→ What to work on: Give only the number of lines below that contain the word "data".

-.-.-

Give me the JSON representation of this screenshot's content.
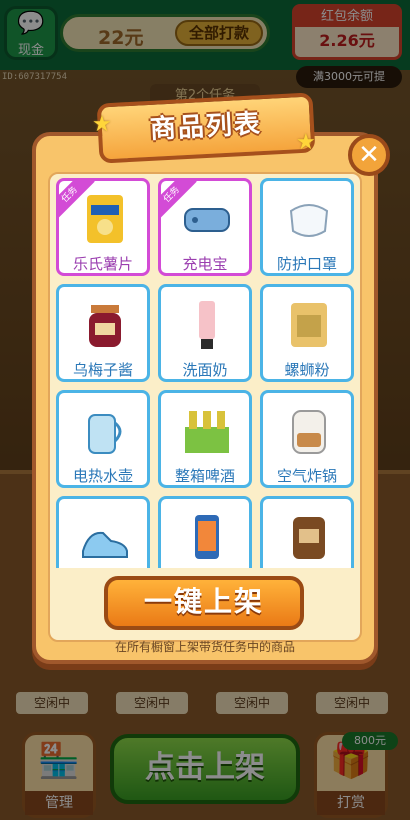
{
  "header": {
    "cash_label": "现金",
    "cash_amount": "22元",
    "withdraw_all": "全部打款",
    "red_envelope_label": "红包余额",
    "red_envelope_amount": "2.26元",
    "withdraw_threshold": "满3000元可提",
    "user_id": "ID:607317754",
    "task_tag": "第2个任务"
  },
  "modal": {
    "title": "商品列表",
    "close_icon": "close-icon",
    "task_badge": "任务",
    "products": [
      {
        "label": "乐氏薯片",
        "task": true,
        "icon": "chips-icon"
      },
      {
        "label": "充电宝",
        "task": true,
        "icon": "power-bank-icon"
      },
      {
        "label": "防护口罩",
        "task": false,
        "icon": "mask-icon"
      },
      {
        "label": "乌梅子酱",
        "task": false,
        "icon": "jam-jar-icon"
      },
      {
        "label": "洗面奶",
        "task": false,
        "icon": "cleanser-tube-icon"
      },
      {
        "label": "螺蛳粉",
        "task": false,
        "icon": "noodle-pack-icon"
      },
      {
        "label": "电热水壶",
        "task": false,
        "icon": "kettle-icon"
      },
      {
        "label": "整箱啤酒",
        "task": false,
        "icon": "beer-case-icon"
      },
      {
        "label": "空气炸锅",
        "task": false,
        "icon": "air-fryer-icon"
      },
      {
        "label": "",
        "task": false,
        "icon": "sneaker-icon"
      },
      {
        "label": "",
        "task": false,
        "icon": "phone-icon"
      },
      {
        "label": "",
        "task": false,
        "icon": "tea-tin-icon"
      }
    ],
    "one_click_button": "一键上架",
    "hint": "在所有橱窗上架带货任务中的商品"
  },
  "shelf": {
    "idle_label": "空闲中"
  },
  "bottom_bar": {
    "manage_label": "管理",
    "click_shelf": "点击上架",
    "reward_label": "打赏",
    "reward_badge": "800元"
  },
  "colors": {
    "task_border": "#d34bd6",
    "plain_border": "#4bb4e6",
    "accent_orange": "#ea7a16",
    "green": "#3aa024"
  }
}
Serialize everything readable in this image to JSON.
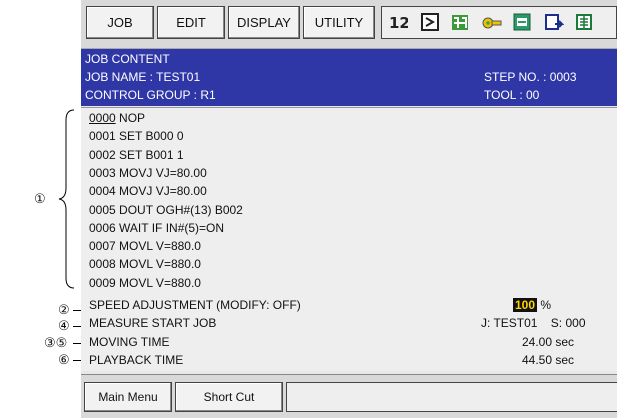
{
  "menu": {
    "job": "JOB",
    "edit": "EDIT",
    "display": "DISPLAY",
    "utility": "UTILITY"
  },
  "status_icons": [
    "coordinate-icon",
    "step-mode-icon",
    "manual-speed-icon",
    "security-key-icon",
    "mode-icon",
    "playback-icon",
    "power-icon"
  ],
  "header": {
    "title": "JOB CONTENT",
    "job_name": "JOB NAME : TEST01",
    "control_group": "CONTROL GROUP : R1",
    "step_no": "STEP NO. : 0003",
    "tool": "TOOL : 00"
  },
  "job_lines": [
    {
      "num": "0000",
      "text": " NOP"
    },
    {
      "num": "0001",
      "text": " SET B000 0"
    },
    {
      "num": "0002",
      "text": " SET B001 1"
    },
    {
      "num": "0003",
      "text": " MOVJ VJ=80.00"
    },
    {
      "num": "0004",
      "text": " MOVJ VJ=80.00"
    },
    {
      "num": "0005",
      "text": " DOUT OGH#(13) B002"
    },
    {
      "num": "0006",
      "text": " WAIT IF IN#(5)=ON"
    },
    {
      "num": "0007",
      "text": " MOVL V=880.0"
    },
    {
      "num": "0008",
      "text": " MOVL V=880.0"
    },
    {
      "num": "0009",
      "text": " MOVL V=880.0"
    }
  ],
  "info": {
    "speed_label": "SPEED ADJUSTMENT (MODIFY: OFF)",
    "speed_value": "100",
    "speed_unit": "%",
    "measure_label": "MEASURE START JOB",
    "measure_value": "J: TEST01    S: 000",
    "moving_label": "MOVING TIME",
    "moving_value": "24.00 sec",
    "playback_label": "PLAYBACK TIME",
    "playback_value": "44.50 sec"
  },
  "bottom": {
    "main_menu": "Main Menu",
    "short_cut": "Short Cut"
  },
  "callouts": {
    "c1": "①",
    "c2": "②",
    "c4": "④",
    "c35": "③⑤",
    "c6": "⑥"
  },
  "colors": {
    "header_bg": "#2f37a7",
    "speed_bg": "#111111",
    "speed_fg": "#ffd400"
  }
}
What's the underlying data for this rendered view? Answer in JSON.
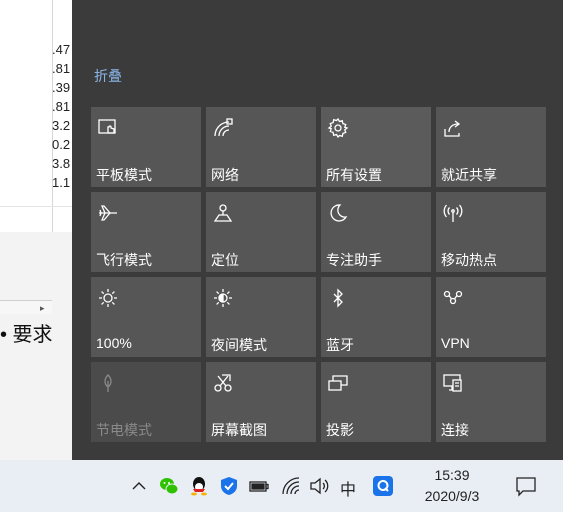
{
  "background": {
    "numbers": [
      ".47",
      ".81",
      ".39",
      ".81",
      "3.2",
      "0.2",
      "3.8",
      "1.1"
    ],
    "partial_text": "• 要求"
  },
  "action_center": {
    "collapse_label": "折叠",
    "tiles": [
      {
        "label": "平板模式",
        "icon": "tablet-mode-icon"
      },
      {
        "label": "网络",
        "icon": "network-icon"
      },
      {
        "label": "所有设置",
        "icon": "settings-gear-icon"
      },
      {
        "label": "就近共享",
        "icon": "nearby-share-icon"
      },
      {
        "label": "飞行模式",
        "icon": "airplane-icon"
      },
      {
        "label": "定位",
        "icon": "location-icon"
      },
      {
        "label": "专注助手",
        "icon": "moon-icon"
      },
      {
        "label": "移动热点",
        "icon": "hotspot-icon"
      },
      {
        "label": "100%",
        "icon": "brightness-icon"
      },
      {
        "label": "夜间模式",
        "icon": "night-light-icon"
      },
      {
        "label": "蓝牙",
        "icon": "bluetooth-icon"
      },
      {
        "label": "VPN",
        "icon": "vpn-icon"
      },
      {
        "label": "节电模式",
        "icon": "battery-saver-icon",
        "disabled": true
      },
      {
        "label": "屏幕截图",
        "icon": "screen-snip-icon"
      },
      {
        "label": "投影",
        "icon": "project-icon"
      },
      {
        "label": "连接",
        "icon": "connect-icon"
      }
    ]
  },
  "taskbar": {
    "ime_label": "中",
    "time": "15:39",
    "date": "2020/9/3",
    "tray_icons": [
      "chevron-up-icon",
      "wechat-icon",
      "qq-icon",
      "security-shield-icon",
      "battery-icon",
      "wifi-icon",
      "volume-icon",
      "ime-indicator",
      "app-q-icon"
    ],
    "accent_color": "#1a73e8"
  }
}
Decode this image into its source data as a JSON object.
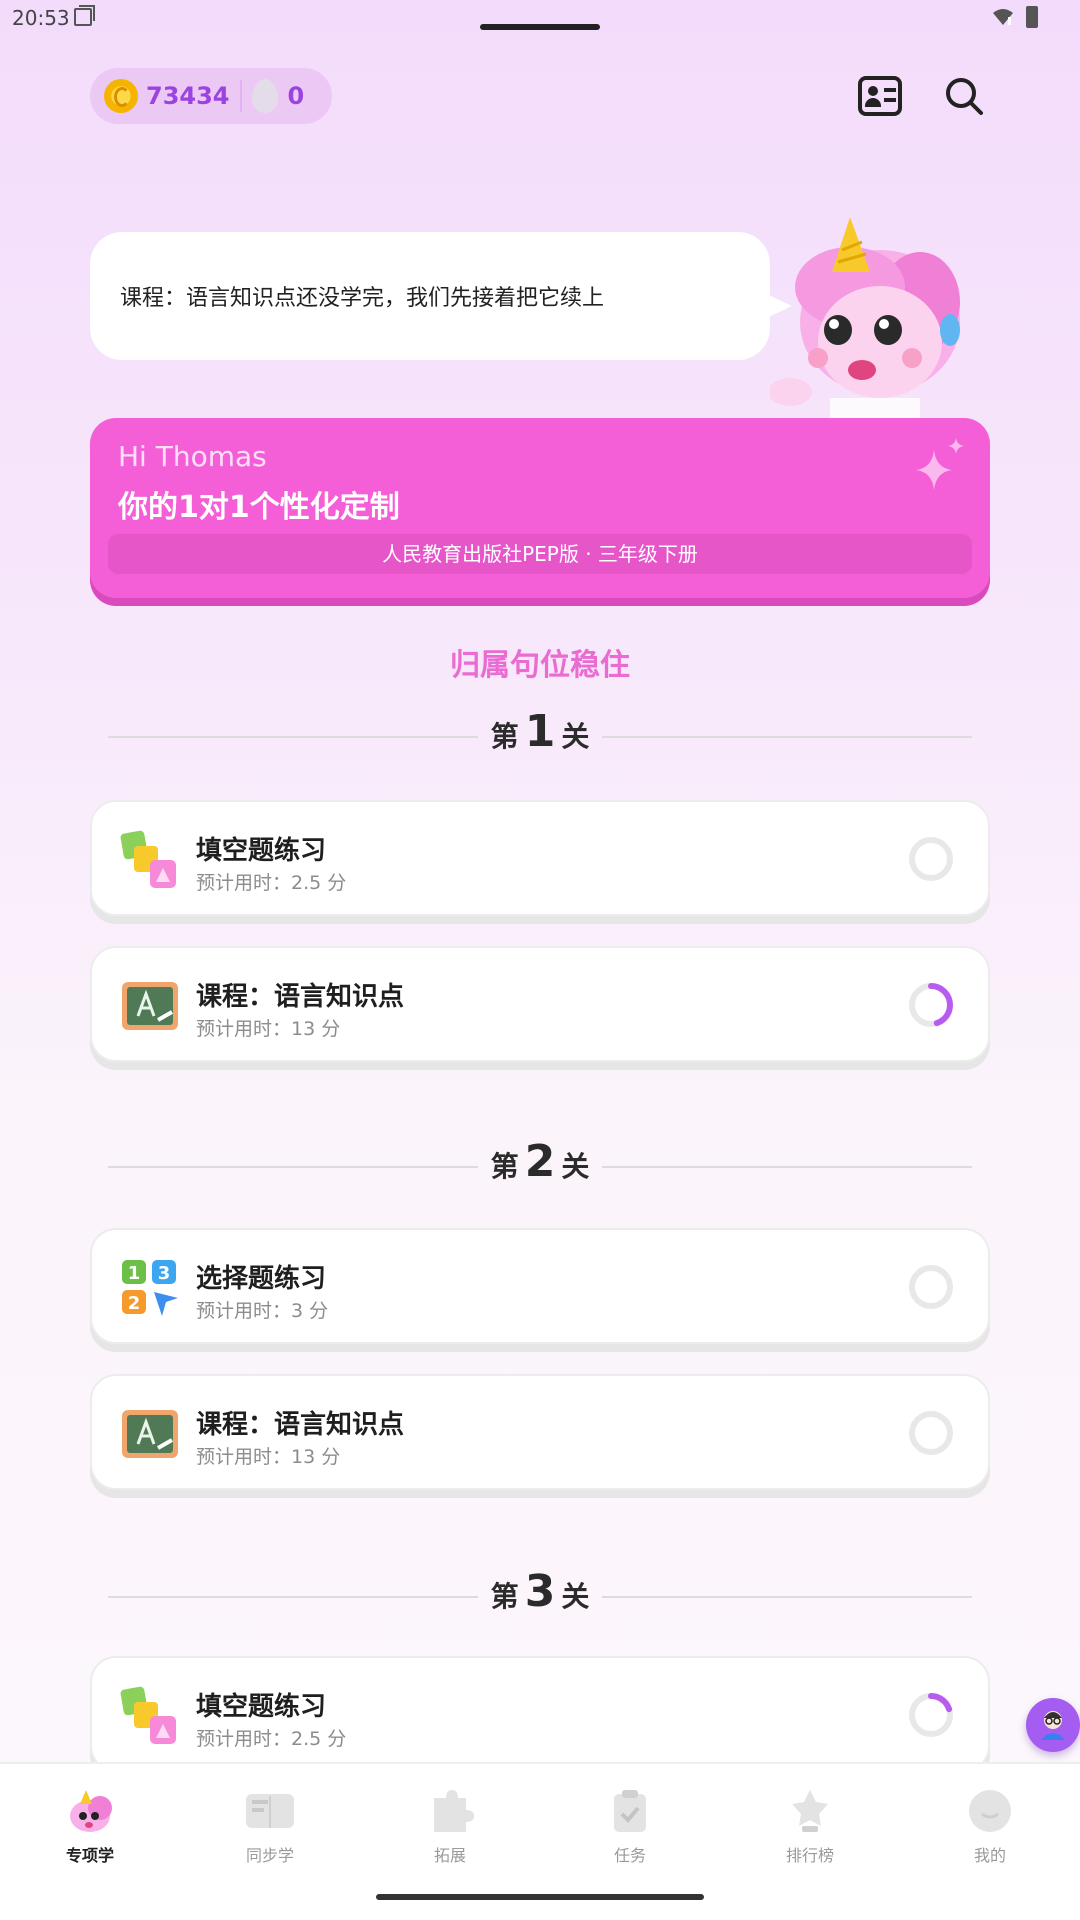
{
  "status_bar": {
    "time": "20:53"
  },
  "header": {
    "coins": "73434",
    "streak": "0"
  },
  "bubble": {
    "text": "课程：语言知识点还没学完，我们先接着把它续上"
  },
  "banner": {
    "greeting": "Hi Thomas",
    "title": "你的1对1个性化定制",
    "subtitle": "人民教育出版社PEP版 · 三年级下册"
  },
  "section": {
    "title": "归属句位稳住"
  },
  "levels": [
    {
      "prefix": "第",
      "number": "1",
      "suffix": "关",
      "items": [
        {
          "title": "填空题练习",
          "meta": "预计用时：2.5 分",
          "icon": "blocks-icon",
          "progress": 0
        },
        {
          "title": "课程：语言知识点",
          "meta": "预计用时：13 分",
          "icon": "chalkboard-icon",
          "progress": 0.45
        }
      ]
    },
    {
      "prefix": "第",
      "number": "2",
      "suffix": "关",
      "items": [
        {
          "title": "选择题练习",
          "meta": "预计用时：3 分",
          "icon": "number-blocks-icon",
          "progress": 0
        },
        {
          "title": "课程：语言知识点",
          "meta": "预计用时：13 分",
          "icon": "chalkboard-icon",
          "progress": 0
        }
      ]
    },
    {
      "prefix": "第",
      "number": "3",
      "suffix": "关",
      "items": [
        {
          "title": "填空题练习",
          "meta": "预计用时：2.5 分",
          "icon": "blocks-icon",
          "progress": 0.2
        }
      ]
    }
  ],
  "nav": [
    {
      "label": "专项学",
      "icon": "unicorn-icon",
      "active": true
    },
    {
      "label": "同步学",
      "icon": "book-icon",
      "active": false
    },
    {
      "label": "拓展",
      "icon": "puzzle-icon",
      "active": false
    },
    {
      "label": "任务",
      "icon": "clipboard-icon",
      "active": false
    },
    {
      "label": "排行榜",
      "icon": "trophy-icon",
      "active": false
    },
    {
      "label": "我的",
      "icon": "face-icon",
      "active": false
    }
  ],
  "colors": {
    "accent": "#f45fd7",
    "progress": "#b85cf0",
    "coin_text": "#9b43e0"
  }
}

-.-.-

→ Response: 2